Direction: How many of the lines contain the string "always"? Give the number, with no other words.

==== Dataset records ====

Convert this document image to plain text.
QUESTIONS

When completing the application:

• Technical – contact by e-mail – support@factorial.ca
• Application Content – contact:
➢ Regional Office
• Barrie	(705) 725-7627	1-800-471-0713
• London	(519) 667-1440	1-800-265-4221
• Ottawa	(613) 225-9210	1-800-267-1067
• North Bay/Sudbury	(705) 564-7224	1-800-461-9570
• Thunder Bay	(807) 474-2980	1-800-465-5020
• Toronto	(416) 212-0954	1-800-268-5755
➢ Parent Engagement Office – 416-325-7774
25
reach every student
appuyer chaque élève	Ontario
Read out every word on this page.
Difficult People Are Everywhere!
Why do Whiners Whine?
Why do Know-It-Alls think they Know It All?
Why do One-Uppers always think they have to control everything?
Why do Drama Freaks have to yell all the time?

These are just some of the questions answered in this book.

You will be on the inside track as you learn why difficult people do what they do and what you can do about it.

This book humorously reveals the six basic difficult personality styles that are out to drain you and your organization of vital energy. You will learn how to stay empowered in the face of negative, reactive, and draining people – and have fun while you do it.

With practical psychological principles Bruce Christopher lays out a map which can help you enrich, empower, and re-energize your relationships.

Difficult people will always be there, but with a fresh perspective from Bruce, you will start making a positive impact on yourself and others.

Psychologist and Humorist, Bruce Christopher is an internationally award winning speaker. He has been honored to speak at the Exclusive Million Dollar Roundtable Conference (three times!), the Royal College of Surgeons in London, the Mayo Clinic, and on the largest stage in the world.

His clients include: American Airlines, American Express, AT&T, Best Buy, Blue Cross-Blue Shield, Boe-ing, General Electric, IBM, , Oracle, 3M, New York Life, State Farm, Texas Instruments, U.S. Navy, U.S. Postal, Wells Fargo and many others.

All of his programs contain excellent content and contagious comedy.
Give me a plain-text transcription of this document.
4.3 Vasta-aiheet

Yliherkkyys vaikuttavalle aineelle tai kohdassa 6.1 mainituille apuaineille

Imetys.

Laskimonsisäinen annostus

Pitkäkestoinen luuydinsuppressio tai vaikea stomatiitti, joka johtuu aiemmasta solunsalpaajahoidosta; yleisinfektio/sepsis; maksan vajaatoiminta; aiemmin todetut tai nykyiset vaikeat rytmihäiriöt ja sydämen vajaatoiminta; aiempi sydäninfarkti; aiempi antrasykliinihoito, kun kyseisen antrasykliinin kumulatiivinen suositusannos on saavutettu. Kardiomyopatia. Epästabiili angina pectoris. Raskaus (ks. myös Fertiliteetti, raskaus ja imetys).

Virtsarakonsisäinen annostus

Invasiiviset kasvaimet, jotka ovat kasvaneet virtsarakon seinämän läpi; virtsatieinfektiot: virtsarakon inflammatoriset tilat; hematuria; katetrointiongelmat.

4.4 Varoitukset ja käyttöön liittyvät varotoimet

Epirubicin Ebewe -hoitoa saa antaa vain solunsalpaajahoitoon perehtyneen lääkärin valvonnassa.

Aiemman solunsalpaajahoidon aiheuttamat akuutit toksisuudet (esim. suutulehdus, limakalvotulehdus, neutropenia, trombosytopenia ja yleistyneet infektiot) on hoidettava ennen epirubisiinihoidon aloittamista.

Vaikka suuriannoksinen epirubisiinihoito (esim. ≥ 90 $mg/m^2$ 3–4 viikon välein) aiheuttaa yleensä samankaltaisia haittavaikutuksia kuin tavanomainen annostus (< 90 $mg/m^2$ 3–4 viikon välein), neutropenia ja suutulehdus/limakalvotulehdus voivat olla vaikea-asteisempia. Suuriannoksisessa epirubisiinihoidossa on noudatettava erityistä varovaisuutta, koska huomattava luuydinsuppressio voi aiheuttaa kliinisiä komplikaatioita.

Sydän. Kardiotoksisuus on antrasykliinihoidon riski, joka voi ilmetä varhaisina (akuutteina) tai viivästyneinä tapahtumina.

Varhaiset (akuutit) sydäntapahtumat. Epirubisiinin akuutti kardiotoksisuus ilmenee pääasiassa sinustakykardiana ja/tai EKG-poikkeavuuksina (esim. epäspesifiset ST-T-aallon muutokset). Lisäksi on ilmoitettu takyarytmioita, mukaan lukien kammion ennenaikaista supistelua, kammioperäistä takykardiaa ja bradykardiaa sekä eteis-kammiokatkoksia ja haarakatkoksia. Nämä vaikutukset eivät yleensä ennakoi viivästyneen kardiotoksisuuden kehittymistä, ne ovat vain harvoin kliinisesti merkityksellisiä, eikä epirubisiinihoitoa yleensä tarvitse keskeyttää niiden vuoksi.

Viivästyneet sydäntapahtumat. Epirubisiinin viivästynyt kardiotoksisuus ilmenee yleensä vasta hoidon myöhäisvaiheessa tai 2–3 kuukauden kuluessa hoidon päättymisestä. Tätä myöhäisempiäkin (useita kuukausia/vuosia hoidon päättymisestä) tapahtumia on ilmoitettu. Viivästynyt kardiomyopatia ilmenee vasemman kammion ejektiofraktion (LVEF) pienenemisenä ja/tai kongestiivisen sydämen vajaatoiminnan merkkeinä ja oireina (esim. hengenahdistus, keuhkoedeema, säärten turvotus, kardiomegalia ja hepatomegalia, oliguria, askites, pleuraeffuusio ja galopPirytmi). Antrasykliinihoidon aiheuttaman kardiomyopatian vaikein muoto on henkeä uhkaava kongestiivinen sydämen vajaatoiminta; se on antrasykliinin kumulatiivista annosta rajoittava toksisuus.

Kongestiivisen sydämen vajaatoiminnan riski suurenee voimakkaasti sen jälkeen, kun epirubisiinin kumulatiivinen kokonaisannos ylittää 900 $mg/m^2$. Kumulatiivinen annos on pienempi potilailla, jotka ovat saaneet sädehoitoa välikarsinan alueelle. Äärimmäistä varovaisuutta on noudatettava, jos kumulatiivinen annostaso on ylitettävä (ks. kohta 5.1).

====

Full answer: 2